What to work on: In full and without deviation, write out the entries that follow.
** START OF Task input **
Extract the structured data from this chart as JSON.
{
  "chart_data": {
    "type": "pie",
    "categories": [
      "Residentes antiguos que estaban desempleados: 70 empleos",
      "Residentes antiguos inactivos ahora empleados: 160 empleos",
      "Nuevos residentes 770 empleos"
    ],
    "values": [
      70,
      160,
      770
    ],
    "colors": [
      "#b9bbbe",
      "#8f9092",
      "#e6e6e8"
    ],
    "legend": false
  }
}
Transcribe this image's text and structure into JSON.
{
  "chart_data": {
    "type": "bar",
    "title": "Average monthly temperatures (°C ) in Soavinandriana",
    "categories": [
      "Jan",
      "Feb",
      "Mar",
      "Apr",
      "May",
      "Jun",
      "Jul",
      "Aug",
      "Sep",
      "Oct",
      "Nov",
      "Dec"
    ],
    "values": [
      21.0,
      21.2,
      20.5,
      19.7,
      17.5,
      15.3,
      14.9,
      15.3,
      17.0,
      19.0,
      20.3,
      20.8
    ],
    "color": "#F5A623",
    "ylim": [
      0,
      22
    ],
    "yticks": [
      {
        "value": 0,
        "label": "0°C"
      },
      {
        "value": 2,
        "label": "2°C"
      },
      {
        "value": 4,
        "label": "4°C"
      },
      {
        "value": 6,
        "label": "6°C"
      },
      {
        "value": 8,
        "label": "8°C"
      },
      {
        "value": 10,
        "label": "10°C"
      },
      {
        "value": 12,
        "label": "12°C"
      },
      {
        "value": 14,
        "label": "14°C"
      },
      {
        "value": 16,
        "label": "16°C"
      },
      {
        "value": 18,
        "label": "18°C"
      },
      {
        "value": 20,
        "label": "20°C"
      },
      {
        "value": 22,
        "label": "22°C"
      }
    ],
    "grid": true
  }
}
** END OF Task input **
Solution for this task:
Extract the structured data from this chart as JSON.
{
  "chart_data": {
    "type": "pie",
    "categories": [
      "Residentes antiguos que estaban desempleados: 70 empleos",
      "Residentes antiguos inactivos ahora empleados: 160 empleos",
      "Nuevos residentes 770 empleos"
    ],
    "values": [
      70,
      160,
      770
    ],
    "colors": [
      "#b9bbbe",
      "#8f9092",
      "#e6e6e8"
    ],
    "legend": false
  }
}
Transcribe this image's text and structure into JSON.
{
  "chart_data": {
    "type": "bar",
    "title": "Average monthly temperatures (°C ) in Soavinandriana",
    "categories": [
      "Jan",
      "Feb",
      "Mar",
      "Apr",
      "May",
      "Jun",
      "Jul",
      "Aug",
      "Sep",
      "Oct",
      "Nov",
      "Dec"
    ],
    "values": [
      21.0,
      21.2,
      20.5,
      19.7,
      17.5,
      15.3,
      14.9,
      15.3,
      17.0,
      19.0,
      20.3,
      20.8
    ],
    "color": "#F5A623",
    "ylim": [
      0,
      22
    ],
    "yticks": [
      {
        "value": 0,
        "label": "0°C"
      },
      {
        "value": 2,
        "label": "2°C"
      },
      {
        "value": 4,
        "label": "4°C"
      },
      {
        "value": 6,
        "label": "6°C"
      },
      {
        "value": 8,
        "label": "8°C"
      },
      {
        "value": 10,
        "label": "10°C"
      },
      {
        "value": 12,
        "label": "12°C"
      },
      {
        "value": 14,
        "label": "14°C"
      },
      {
        "value": 16,
        "label": "16°C"
      },
      {
        "value": 18,
        "label": "18°C"
      },
      {
        "value": 20,
        "label": "20°C"
      },
      {
        "value": 22,
        "label": "22°C"
      }
    ],
    "grid": true
  }
}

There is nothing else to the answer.